[Dataset rows about figures]
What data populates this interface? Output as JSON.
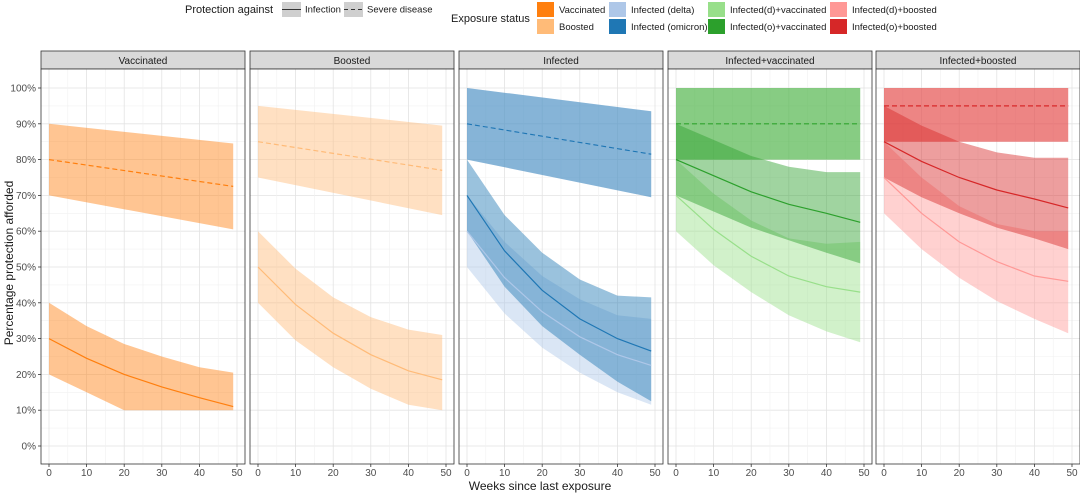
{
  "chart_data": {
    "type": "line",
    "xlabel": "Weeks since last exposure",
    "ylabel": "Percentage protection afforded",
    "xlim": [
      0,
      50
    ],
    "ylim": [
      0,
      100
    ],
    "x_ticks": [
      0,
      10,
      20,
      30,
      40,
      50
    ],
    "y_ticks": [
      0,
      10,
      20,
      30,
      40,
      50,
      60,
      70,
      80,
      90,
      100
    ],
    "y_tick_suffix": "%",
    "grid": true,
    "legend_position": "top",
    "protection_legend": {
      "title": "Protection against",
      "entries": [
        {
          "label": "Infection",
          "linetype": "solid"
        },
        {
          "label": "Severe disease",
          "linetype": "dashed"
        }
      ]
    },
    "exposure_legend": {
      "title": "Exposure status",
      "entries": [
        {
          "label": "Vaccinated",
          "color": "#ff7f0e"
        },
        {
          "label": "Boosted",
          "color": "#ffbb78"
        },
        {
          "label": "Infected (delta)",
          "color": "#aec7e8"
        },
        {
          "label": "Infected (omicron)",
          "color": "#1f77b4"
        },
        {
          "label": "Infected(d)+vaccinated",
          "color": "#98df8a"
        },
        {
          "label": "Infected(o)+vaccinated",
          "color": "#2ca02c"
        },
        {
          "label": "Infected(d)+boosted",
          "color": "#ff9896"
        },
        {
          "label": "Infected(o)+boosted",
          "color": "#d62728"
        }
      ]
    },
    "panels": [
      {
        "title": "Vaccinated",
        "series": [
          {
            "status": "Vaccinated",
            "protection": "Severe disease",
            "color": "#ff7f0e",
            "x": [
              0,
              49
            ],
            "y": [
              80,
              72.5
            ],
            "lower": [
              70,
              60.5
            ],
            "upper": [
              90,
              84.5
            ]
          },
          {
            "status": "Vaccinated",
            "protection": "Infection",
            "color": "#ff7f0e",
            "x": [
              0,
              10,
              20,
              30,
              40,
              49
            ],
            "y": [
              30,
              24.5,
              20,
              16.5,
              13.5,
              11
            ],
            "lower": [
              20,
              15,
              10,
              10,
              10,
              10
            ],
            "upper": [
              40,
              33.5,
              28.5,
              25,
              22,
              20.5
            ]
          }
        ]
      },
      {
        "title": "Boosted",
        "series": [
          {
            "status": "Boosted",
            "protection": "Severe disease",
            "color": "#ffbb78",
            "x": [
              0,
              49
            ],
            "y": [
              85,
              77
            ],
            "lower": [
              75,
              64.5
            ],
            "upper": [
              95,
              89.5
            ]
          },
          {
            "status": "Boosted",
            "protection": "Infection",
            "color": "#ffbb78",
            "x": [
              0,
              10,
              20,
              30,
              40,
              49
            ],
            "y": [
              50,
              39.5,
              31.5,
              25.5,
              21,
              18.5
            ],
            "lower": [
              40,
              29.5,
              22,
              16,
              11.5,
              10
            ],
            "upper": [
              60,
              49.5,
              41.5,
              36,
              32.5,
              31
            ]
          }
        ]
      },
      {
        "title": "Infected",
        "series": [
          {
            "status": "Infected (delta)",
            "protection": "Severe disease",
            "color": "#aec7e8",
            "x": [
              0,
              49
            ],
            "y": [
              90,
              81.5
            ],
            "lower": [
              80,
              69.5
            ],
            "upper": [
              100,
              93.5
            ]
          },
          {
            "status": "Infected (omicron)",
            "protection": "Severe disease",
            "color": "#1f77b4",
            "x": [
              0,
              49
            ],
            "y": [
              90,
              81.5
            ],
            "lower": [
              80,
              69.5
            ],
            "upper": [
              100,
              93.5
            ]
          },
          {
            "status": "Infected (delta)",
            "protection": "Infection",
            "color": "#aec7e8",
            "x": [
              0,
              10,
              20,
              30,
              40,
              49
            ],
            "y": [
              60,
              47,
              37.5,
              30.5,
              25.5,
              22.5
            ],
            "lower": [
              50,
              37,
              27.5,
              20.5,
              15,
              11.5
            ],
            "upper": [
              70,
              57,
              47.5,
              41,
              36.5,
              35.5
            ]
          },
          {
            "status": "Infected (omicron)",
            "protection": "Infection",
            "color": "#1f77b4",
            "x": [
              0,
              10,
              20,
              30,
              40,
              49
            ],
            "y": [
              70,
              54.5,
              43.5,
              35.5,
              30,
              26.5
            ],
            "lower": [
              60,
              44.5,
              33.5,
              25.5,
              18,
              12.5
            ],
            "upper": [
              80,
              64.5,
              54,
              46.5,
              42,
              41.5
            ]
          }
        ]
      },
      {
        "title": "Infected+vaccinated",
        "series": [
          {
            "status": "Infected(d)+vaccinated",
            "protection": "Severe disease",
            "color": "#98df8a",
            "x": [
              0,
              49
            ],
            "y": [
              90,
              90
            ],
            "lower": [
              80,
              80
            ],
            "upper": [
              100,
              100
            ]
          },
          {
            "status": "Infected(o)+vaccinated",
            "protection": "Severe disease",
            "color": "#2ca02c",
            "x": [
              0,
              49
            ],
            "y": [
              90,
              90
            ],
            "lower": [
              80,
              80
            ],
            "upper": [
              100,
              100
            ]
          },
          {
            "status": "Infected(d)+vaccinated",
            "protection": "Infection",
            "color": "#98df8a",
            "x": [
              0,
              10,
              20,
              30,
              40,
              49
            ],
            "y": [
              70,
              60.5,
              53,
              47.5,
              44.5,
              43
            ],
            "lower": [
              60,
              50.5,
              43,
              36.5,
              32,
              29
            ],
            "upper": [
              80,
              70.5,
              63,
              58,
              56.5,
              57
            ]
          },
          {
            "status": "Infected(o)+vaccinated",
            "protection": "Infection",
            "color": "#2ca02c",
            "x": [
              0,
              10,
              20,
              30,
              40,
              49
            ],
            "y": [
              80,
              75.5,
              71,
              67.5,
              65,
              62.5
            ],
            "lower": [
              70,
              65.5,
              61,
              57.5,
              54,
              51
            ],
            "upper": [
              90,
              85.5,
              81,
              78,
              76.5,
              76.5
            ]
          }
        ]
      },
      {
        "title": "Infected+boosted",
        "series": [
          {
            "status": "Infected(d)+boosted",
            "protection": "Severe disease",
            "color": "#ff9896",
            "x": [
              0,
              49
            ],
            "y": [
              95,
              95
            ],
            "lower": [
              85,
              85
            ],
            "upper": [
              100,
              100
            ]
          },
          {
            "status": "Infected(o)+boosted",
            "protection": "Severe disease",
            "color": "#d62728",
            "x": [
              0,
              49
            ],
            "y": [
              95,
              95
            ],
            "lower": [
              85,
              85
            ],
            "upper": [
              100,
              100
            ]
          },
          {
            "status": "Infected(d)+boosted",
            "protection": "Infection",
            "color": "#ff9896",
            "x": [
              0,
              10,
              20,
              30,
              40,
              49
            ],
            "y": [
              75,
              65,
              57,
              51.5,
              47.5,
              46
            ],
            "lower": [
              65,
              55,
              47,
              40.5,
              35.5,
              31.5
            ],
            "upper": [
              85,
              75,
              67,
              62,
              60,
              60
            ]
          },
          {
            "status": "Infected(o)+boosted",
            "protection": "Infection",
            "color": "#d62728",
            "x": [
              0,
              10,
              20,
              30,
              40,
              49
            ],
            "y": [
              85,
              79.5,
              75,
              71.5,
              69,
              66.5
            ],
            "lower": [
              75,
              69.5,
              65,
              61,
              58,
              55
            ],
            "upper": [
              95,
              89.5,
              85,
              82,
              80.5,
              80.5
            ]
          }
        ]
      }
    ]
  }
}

(SHORT TASK) Transcribe all of the material exactly, leaving out whatever pictures it contains.

(WRITTEN SOLUTION)
What data populates this interface? Output as JSON.
{
  "chart_data": {
    "type": "line",
    "xlabel": "Weeks since last exposure",
    "ylabel": "Percentage protection afforded",
    "xlim": [
      0,
      50
    ],
    "ylim": [
      0,
      100
    ],
    "x_ticks": [
      0,
      10,
      20,
      30,
      40,
      50
    ],
    "y_ticks": [
      0,
      10,
      20,
      30,
      40,
      50,
      60,
      70,
      80,
      90,
      100
    ],
    "y_tick_suffix": "%",
    "grid": true,
    "legend_position": "top",
    "protection_legend": {
      "title": "Protection against",
      "entries": [
        {
          "label": "Infection",
          "linetype": "solid"
        },
        {
          "label": "Severe disease",
          "linetype": "dashed"
        }
      ]
    },
    "exposure_legend": {
      "title": "Exposure status",
      "entries": [
        {
          "label": "Vaccinated",
          "color": "#ff7f0e"
        },
        {
          "label": "Boosted",
          "color": "#ffbb78"
        },
        {
          "label": "Infected (delta)",
          "color": "#aec7e8"
        },
        {
          "label": "Infected (omicron)",
          "color": "#1f77b4"
        },
        {
          "label": "Infected(d)+vaccinated",
          "color": "#98df8a"
        },
        {
          "label": "Infected(o)+vaccinated",
          "color": "#2ca02c"
        },
        {
          "label": "Infected(d)+boosted",
          "color": "#ff9896"
        },
        {
          "label": "Infected(o)+boosted",
          "color": "#d62728"
        }
      ]
    },
    "panels": [
      {
        "title": "Vaccinated",
        "series": [
          {
            "status": "Vaccinated",
            "protection": "Severe disease",
            "color": "#ff7f0e",
            "x": [
              0,
              49
            ],
            "y": [
              80,
              72.5
            ],
            "lower": [
              70,
              60.5
            ],
            "upper": [
              90,
              84.5
            ]
          },
          {
            "status": "Vaccinated",
            "protection": "Infection",
            "color": "#ff7f0e",
            "x": [
              0,
              10,
              20,
              30,
              40,
              49
            ],
            "y": [
              30,
              24.5,
              20,
              16.5,
              13.5,
              11
            ],
            "lower": [
              20,
              15,
              10,
              10,
              10,
              10
            ],
            "upper": [
              40,
              33.5,
              28.5,
              25,
              22,
              20.5
            ]
          }
        ]
      },
      {
        "title": "Boosted",
        "series": [
          {
            "status": "Boosted",
            "protection": "Severe disease",
            "color": "#ffbb78",
            "x": [
              0,
              49
            ],
            "y": [
              85,
              77
            ],
            "lower": [
              75,
              64.5
            ],
            "upper": [
              95,
              89.5
            ]
          },
          {
            "status": "Boosted",
            "protection": "Infection",
            "color": "#ffbb78",
            "x": [
              0,
              10,
              20,
              30,
              40,
              49
            ],
            "y": [
              50,
              39.5,
              31.5,
              25.5,
              21,
              18.5
            ],
            "lower": [
              40,
              29.5,
              22,
              16,
              11.5,
              10
            ],
            "upper": [
              60,
              49.5,
              41.5,
              36,
              32.5,
              31
            ]
          }
        ]
      },
      {
        "title": "Infected",
        "series": [
          {
            "status": "Infected (delta)",
            "protection": "Severe disease",
            "color": "#aec7e8",
            "x": [
              0,
              49
            ],
            "y": [
              90,
              81.5
            ],
            "lower": [
              80,
              69.5
            ],
            "upper": [
              100,
              93.5
            ]
          },
          {
            "status": "Infected (omicron)",
            "protection": "Severe disease",
            "color": "#1f77b4",
            "x": [
              0,
              49
            ],
            "y": [
              90,
              81.5
            ],
            "lower": [
              80,
              69.5
            ],
            "upper": [
              100,
              93.5
            ]
          },
          {
            "status": "Infected (delta)",
            "protection": "Infection",
            "color": "#aec7e8",
            "x": [
              0,
              10,
              20,
              30,
              40,
              49
            ],
            "y": [
              60,
              47,
              37.5,
              30.5,
              25.5,
              22.5
            ],
            "lower": [
              50,
              37,
              27.5,
              20.5,
              15,
              11.5
            ],
            "upper": [
              70,
              57,
              47.5,
              41,
              36.5,
              35.5
            ]
          },
          {
            "status": "Infected (omicron)",
            "protection": "Infection",
            "color": "#1f77b4",
            "x": [
              0,
              10,
              20,
              30,
              40,
              49
            ],
            "y": [
              70,
              54.5,
              43.5,
              35.5,
              30,
              26.5
            ],
            "lower": [
              60,
              44.5,
              33.5,
              25.5,
              18,
              12.5
            ],
            "upper": [
              80,
              64.5,
              54,
              46.5,
              42,
              41.5
            ]
          }
        ]
      },
      {
        "title": "Infected+vaccinated",
        "series": [
          {
            "status": "Infected(d)+vaccinated",
            "protection": "Severe disease",
            "color": "#98df8a",
            "x": [
              0,
              49
            ],
            "y": [
              90,
              90
            ],
            "lower": [
              80,
              80
            ],
            "upper": [
              100,
              100
            ]
          },
          {
            "status": "Infected(o)+vaccinated",
            "protection": "Severe disease",
            "color": "#2ca02c",
            "x": [
              0,
              49
            ],
            "y": [
              90,
              90
            ],
            "lower": [
              80,
              80
            ],
            "upper": [
              100,
              100
            ]
          },
          {
            "status": "Infected(d)+vaccinated",
            "protection": "Infection",
            "color": "#98df8a",
            "x": [
              0,
              10,
              20,
              30,
              40,
              49
            ],
            "y": [
              70,
              60.5,
              53,
              47.5,
              44.5,
              43
            ],
            "lower": [
              60,
              50.5,
              43,
              36.5,
              32,
              29
            ],
            "upper": [
              80,
              70.5,
              63,
              58,
              56.5,
              57
            ]
          },
          {
            "status": "Infected(o)+vaccinated",
            "protection": "Infection",
            "color": "#2ca02c",
            "x": [
              0,
              10,
              20,
              30,
              40,
              49
            ],
            "y": [
              80,
              75.5,
              71,
              67.5,
              65,
              62.5
            ],
            "lower": [
              70,
              65.5,
              61,
              57.5,
              54,
              51
            ],
            "upper": [
              90,
              85.5,
              81,
              78,
              76.5,
              76.5
            ]
          }
        ]
      },
      {
        "title": "Infected+boosted",
        "series": [
          {
            "status": "Infected(d)+boosted",
            "protection": "Severe disease",
            "color": "#ff9896",
            "x": [
              0,
              49
            ],
            "y": [
              95,
              95
            ],
            "lower": [
              85,
              85
            ],
            "upper": [
              100,
              100
            ]
          },
          {
            "status": "Infected(o)+boosted",
            "protection": "Severe disease",
            "color": "#d62728",
            "x": [
              0,
              49
            ],
            "y": [
              95,
              95
            ],
            "lower": [
              85,
              85
            ],
            "upper": [
              100,
              100
            ]
          },
          {
            "status": "Infected(d)+boosted",
            "protection": "Infection",
            "color": "#ff9896",
            "x": [
              0,
              10,
              20,
              30,
              40,
              49
            ],
            "y": [
              75,
              65,
              57,
              51.5,
              47.5,
              46
            ],
            "lower": [
              65,
              55,
              47,
              40.5,
              35.5,
              31.5
            ],
            "upper": [
              85,
              75,
              67,
              62,
              60,
              60
            ]
          },
          {
            "status": "Infected(o)+boosted",
            "protection": "Infection",
            "color": "#d62728",
            "x": [
              0,
              10,
              20,
              30,
              40,
              49
            ],
            "y": [
              85,
              79.5,
              75,
              71.5,
              69,
              66.5
            ],
            "lower": [
              75,
              69.5,
              65,
              61,
              58,
              55
            ],
            "upper": [
              95,
              89.5,
              85,
              82,
              80.5,
              80.5
            ]
          }
        ]
      }
    ]
  }
}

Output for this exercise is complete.